Task to complete: Set the listing down unchanged, minus every embedded image.

Dataset extract:
* BEGIN *

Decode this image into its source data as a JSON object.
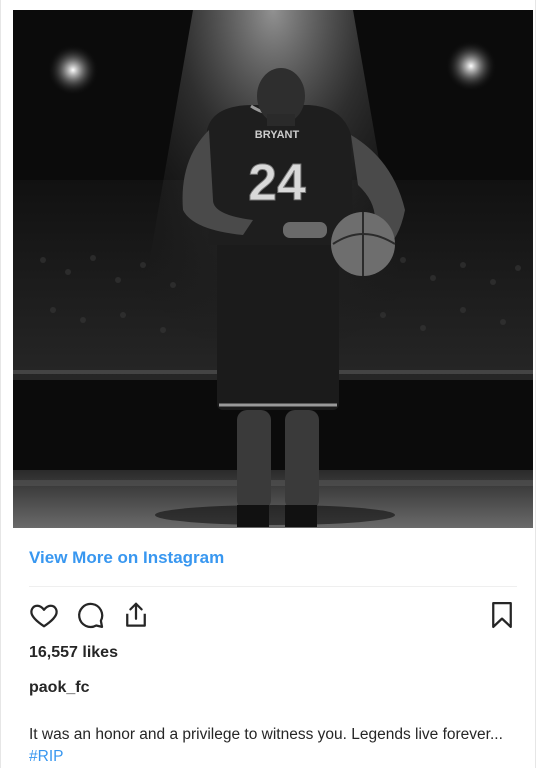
{
  "post": {
    "image_alt": "Basketball player wearing number 24 jersey seen from behind under spotlight",
    "jersey": {
      "name": "BRYANT",
      "number": "24"
    }
  },
  "link": {
    "view_more": "View More on Instagram"
  },
  "actions": {
    "like_icon": "heart-icon",
    "comment_icon": "comment-icon",
    "share_icon": "share-icon",
    "save_icon": "bookmark-icon"
  },
  "likes": "16,557 likes",
  "username": "paok_fc",
  "caption": {
    "text": "It was an honor and a privilege to witness you. Legends live forever... ",
    "hashtag": "#RIP"
  },
  "colors": {
    "link": "#3897f0",
    "text": "#262626"
  }
}
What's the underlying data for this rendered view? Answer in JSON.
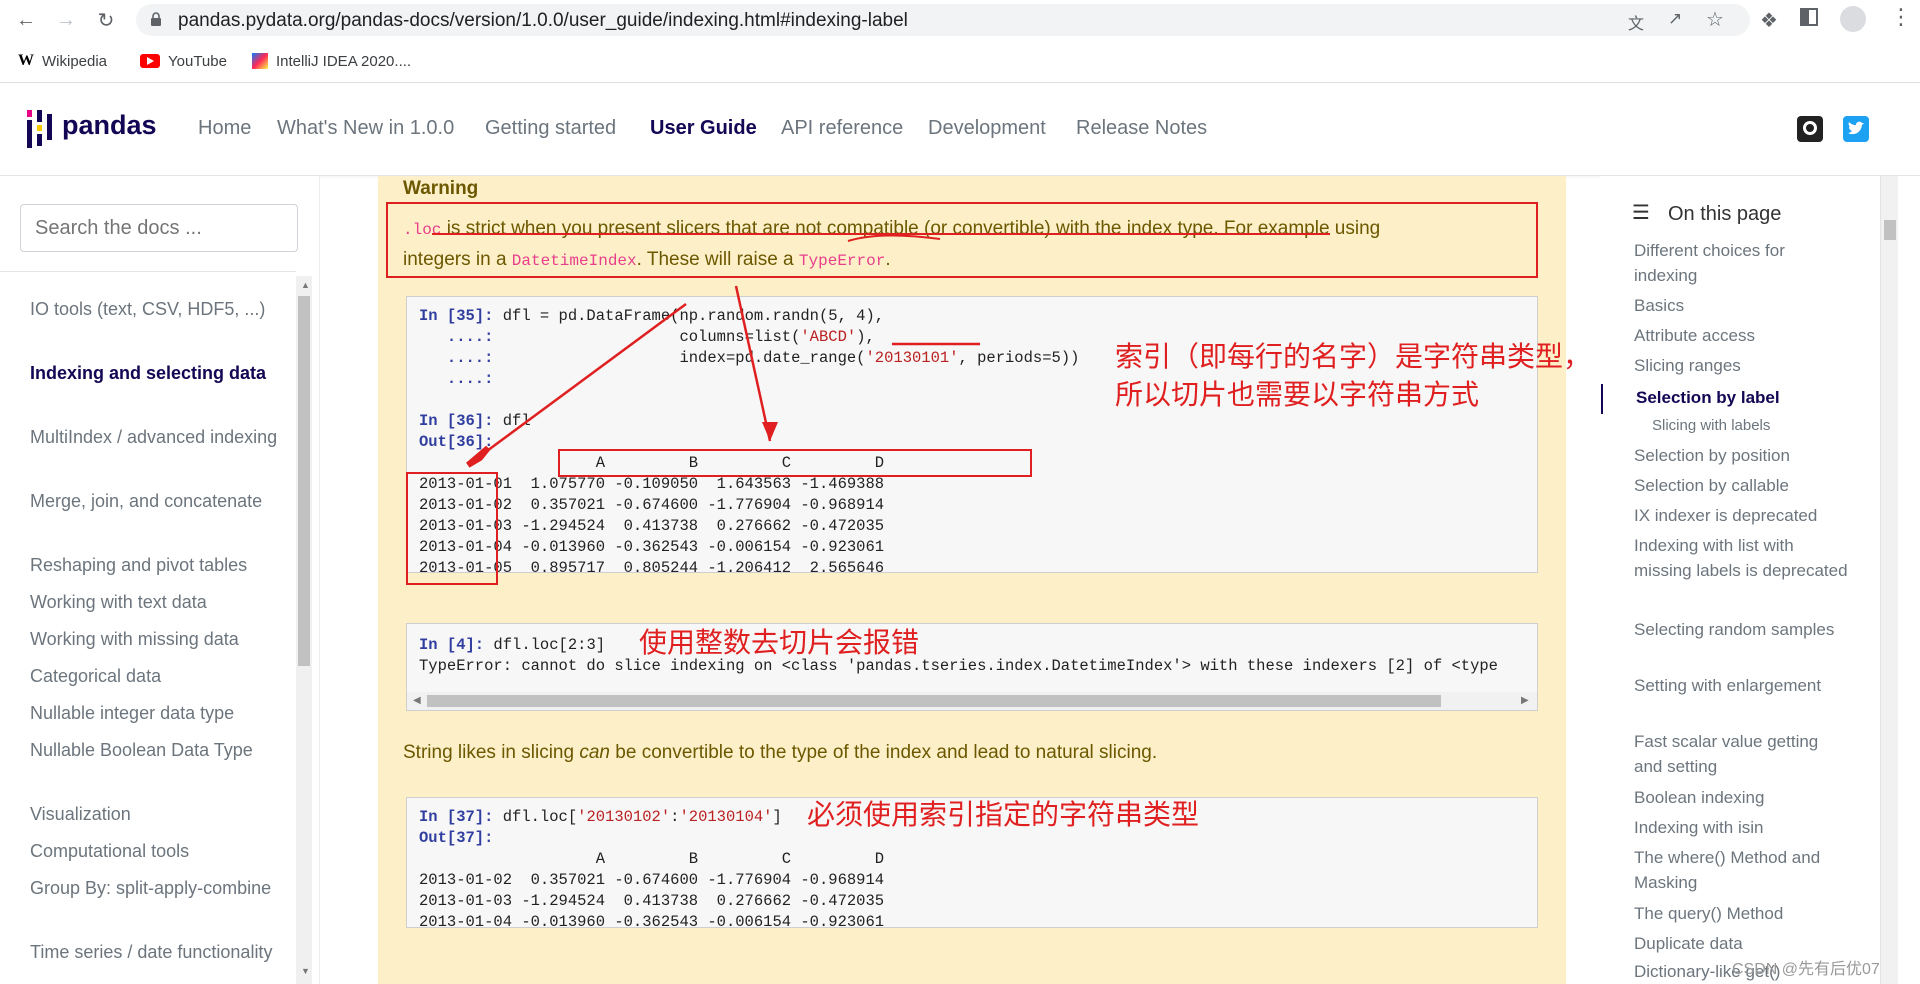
{
  "browser": {
    "url": "pandas.pydata.org/pandas-docs/version/1.0.0/user_guide/indexing.html#indexing-label",
    "bookmarks": [
      "Wikipedia",
      "YouTube",
      "IntelliJ IDEA 2020...."
    ]
  },
  "site": {
    "logo_text": "pandas",
    "nav": [
      "Home",
      "What's New in 1.0.0",
      "Getting started",
      "User Guide",
      "API reference",
      "Development",
      "Release Notes"
    ],
    "active_nav": "User Guide"
  },
  "sidebar": {
    "search_placeholder": "Search the docs ...",
    "items": [
      "IO tools (text, CSV, HDF5, ...)",
      "Indexing and selecting data",
      "MultiIndex / advanced indexing",
      "Merge, join, and concatenate",
      "Reshaping and pivot tables",
      "Working with text data",
      "Working with missing data",
      "Categorical data",
      "Nullable integer data type",
      "Nullable Boolean Data Type",
      "Visualization",
      "Computational tools",
      "Group By: split-apply-combine",
      "Time series / date functionality"
    ],
    "active_index": 1
  },
  "content": {
    "warning_title": "Warning",
    "warning_loc": ".loc",
    "warning_text1": "is strict when you present slicers that are not compatible (or convertible) with the index type. For example using",
    "warning_text2a": "integers in a",
    "warning_datetimeindex": "DatetimeIndex",
    "warning_text2b": ". These will raise a",
    "warning_typeerror": "TypeError",
    "warning_text2c": ".",
    "code1": {
      "line1_prompt": "In [35]:",
      "line1_code": " dfl = pd.DataFrame(np.random.randn(5, 4),",
      "line2_prompt": "   ....:",
      "line2_code": "                    columns=list(",
      "line2_str": "'ABCD'",
      "line2_end": "),",
      "line3_prompt": "   ....:",
      "line3_code": "                    index=pd.date_range(",
      "line3_str": "'20130101'",
      "line3_end": ", periods=5))",
      "line4_prompt": "   ....:",
      "in2_prompt": "In [36]:",
      "in2_code": " dfl",
      "out_prompt": "Out[36]:",
      "header": "                   A         B         C         D",
      "rows": [
        "2013-01-01  1.075770 -0.109050  1.643563 -1.469388",
        "2013-01-02  0.357021 -0.674600 -1.776904 -0.968914",
        "2013-01-03 -1.294524  0.413738  0.276662 -0.472035",
        "2013-01-04 -0.013960 -0.362543 -0.006154 -0.923061",
        "2013-01-05  0.895717  0.805244 -1.206412  2.565646"
      ]
    },
    "code2": {
      "prompt": "In [4]:",
      "code": " dfl.loc[2:3]",
      "error": "TypeError: cannot do slice indexing on <class 'pandas.tseries.index.DatetimeIndex'> with these indexers [2] of <type"
    },
    "para_a": "String likes in slicing",
    "para_em": "can",
    "para_b": "be convertible to the type of the index and lead to natural slicing.",
    "code3": {
      "prompt": "In [37]:",
      "code_a": " dfl.loc[",
      "str1": "'20130102'",
      "colon": ":",
      "str2": "'20130104'",
      "code_b": "]",
      "out_prompt": "Out[37]:",
      "header": "                   A         B         C         D",
      "rows": [
        "2013-01-02  0.357021 -0.674600 -1.776904 -0.968914",
        "2013-01-03 -1.294524  0.413738  0.276662 -0.472035",
        "2013-01-04 -0.013960 -0.362543 -0.006154 -0.923061"
      ]
    },
    "annotations": {
      "index_note_1": "索引（即每行的名字）是字符串类型，",
      "index_note_2": "所以切片也需要以字符串方式",
      "int_slice_note": "使用整数去切片会报错",
      "string_note": "必须使用索引指定的字符串类型"
    }
  },
  "toc": {
    "title": "On this page",
    "items": [
      "Different choices for indexing",
      "Basics",
      "Attribute access",
      "Slicing ranges",
      "Selection by label",
      "Slicing with labels",
      "Selection by position",
      "Selection by callable",
      "IX indexer is deprecated",
      "Indexing with list with missing labels is deprecated",
      "Selecting random samples",
      "Setting with enlargement",
      "Fast scalar value getting and setting",
      "Boolean indexing",
      "Indexing with isin",
      "The where() Method and Masking",
      "The query() Method",
      "Duplicate data",
      "Dictionary-like get()"
    ]
  },
  "watermark": "CSDN @先有后优07",
  "colors": {
    "accent": "#130654",
    "warning_bg": "#fdf0c8",
    "annotation": "#e02020"
  }
}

* END *

Right answer:
Decode this image into its source data as a JSON object.
{
  "post": {
    "image_alt": "Basketball player wearing number 24 jersey seen from behind under spotlight",
    "jersey": {
      "name": "BRYANT",
      "number": "24"
    }
  },
  "link": {
    "view_more": "View More on Instagram"
  },
  "actions": {
    "like_icon": "heart-icon",
    "comment_icon": "comment-icon",
    "share_icon": "share-icon",
    "save_icon": "bookmark-icon"
  },
  "likes": "16,557 likes",
  "username": "paok_fc",
  "caption": {
    "text": "It was an honor and a privilege to witness you. Legends live forever... ",
    "hashtag": "#RIP"
  },
  "colors": {
    "link": "#3897f0",
    "text": "#262626"
  }
}
What's the underlying data for this rendered view? Answer in JSON.
{
  "browser": {
    "url": "pandas.pydata.org/pandas-docs/version/1.0.0/user_guide/indexing.html#indexing-label",
    "bookmarks": [
      "Wikipedia",
      "YouTube",
      "IntelliJ IDEA 2020...."
    ]
  },
  "site": {
    "logo_text": "pandas",
    "nav": [
      "Home",
      "What's New in 1.0.0",
      "Getting started",
      "User Guide",
      "API reference",
      "Development",
      "Release Notes"
    ],
    "active_nav": "User Guide"
  },
  "sidebar": {
    "search_placeholder": "Search the docs ...",
    "items": [
      "IO tools (text, CSV, HDF5, ...)",
      "Indexing and selecting data",
      "MultiIndex / advanced indexing",
      "Merge, join, and concatenate",
      "Reshaping and pivot tables",
      "Working with text data",
      "Working with missing data",
      "Categorical data",
      "Nullable integer data type",
      "Nullable Boolean Data Type",
      "Visualization",
      "Computational tools",
      "Group By: split-apply-combine",
      "Time series / date functionality"
    ],
    "active_index": 1
  },
  "content": {
    "warning_title": "Warning",
    "warning_loc": ".loc",
    "warning_text1": "is strict when you present slicers that are not compatible (or convertible) with the index type. For example using",
    "warning_text2a": "integers in a",
    "warning_datetimeindex": "DatetimeIndex",
    "warning_text2b": ". These will raise a",
    "warning_typeerror": "TypeError",
    "warning_text2c": ".",
    "code1": {
      "line1_prompt": "In [35]:",
      "line1_code": " dfl = pd.DataFrame(np.random.randn(5, 4),",
      "line2_prompt": "   ....:",
      "line2_code": "                    columns=list(",
      "line2_str": "'ABCD'",
      "line2_end": "),",
      "line3_prompt": "   ....:",
      "line3_code": "                    index=pd.date_range(",
      "line3_str": "'20130101'",
      "line3_end": ", periods=5))",
      "line4_prompt": "   ....:",
      "in2_prompt": "In [36]:",
      "in2_code": " dfl",
      "out_prompt": "Out[36]:",
      "header": "                   A         B         C         D",
      "rows": [
        "2013-01-01  1.075770 -0.109050  1.643563 -1.469388",
        "2013-01-02  0.357021 -0.674600 -1.776904 -0.968914",
        "2013-01-03 -1.294524  0.413738  0.276662 -0.472035",
        "2013-01-04 -0.013960 -0.362543 -0.006154 -0.923061",
        "2013-01-05  0.895717  0.805244 -1.206412  2.565646"
      ]
    },
    "code2": {
      "prompt": "In [4]:",
      "code": " dfl.loc[2:3]",
      "error": "TypeError: cannot do slice indexing on <class 'pandas.tseries.index.DatetimeIndex'> with these indexers [2] of <type"
    },
    "para_a": "String likes in slicing",
    "para_em": "can",
    "para_b": "be convertible to the type of the index and lead to natural slicing.",
    "code3": {
      "prompt": "In [37]:",
      "code_a": " dfl.loc[",
      "str1": "'20130102'",
      "colon": ":",
      "str2": "'20130104'",
      "code_b": "]",
      "out_prompt": "Out[37]:",
      "header": "                   A         B         C         D",
      "rows": [
        "2013-01-02  0.357021 -0.674600 -1.776904 -0.968914",
        "2013-01-03 -1.294524  0.413738  0.276662 -0.472035",
        "2013-01-04 -0.013960 -0.362543 -0.006154 -0.923061"
      ]
    },
    "annotations": {
      "index_note_1": "索引（即每行的名字）是字符串类型，",
      "index_note_2": "所以切片也需要以字符串方式",
      "int_slice_note": "使用整数去切片会报错",
      "string_note": "必须使用索引指定的字符串类型"
    }
  },
  "toc": {
    "title": "On this page",
    "items": [
      "Different choices for indexing",
      "Basics",
      "Attribute access",
      "Slicing ranges",
      "Selection by label",
      "Slicing with labels",
      "Selection by position",
      "Selection by callable",
      "IX indexer is deprecated",
      "Indexing with list with missing labels is deprecated",
      "Selecting random samples",
      "Setting with enlargement",
      "Fast scalar value getting and setting",
      "Boolean indexing",
      "Indexing with isin",
      "The where() Method and Masking",
      "The query() Method",
      "Duplicate data",
      "Dictionary-like get()"
    ]
  },
  "watermark": "CSDN @先有后优07",
  "colors": {
    "accent": "#130654",
    "warning_bg": "#fdf0c8",
    "annotation": "#e02020"
  }
}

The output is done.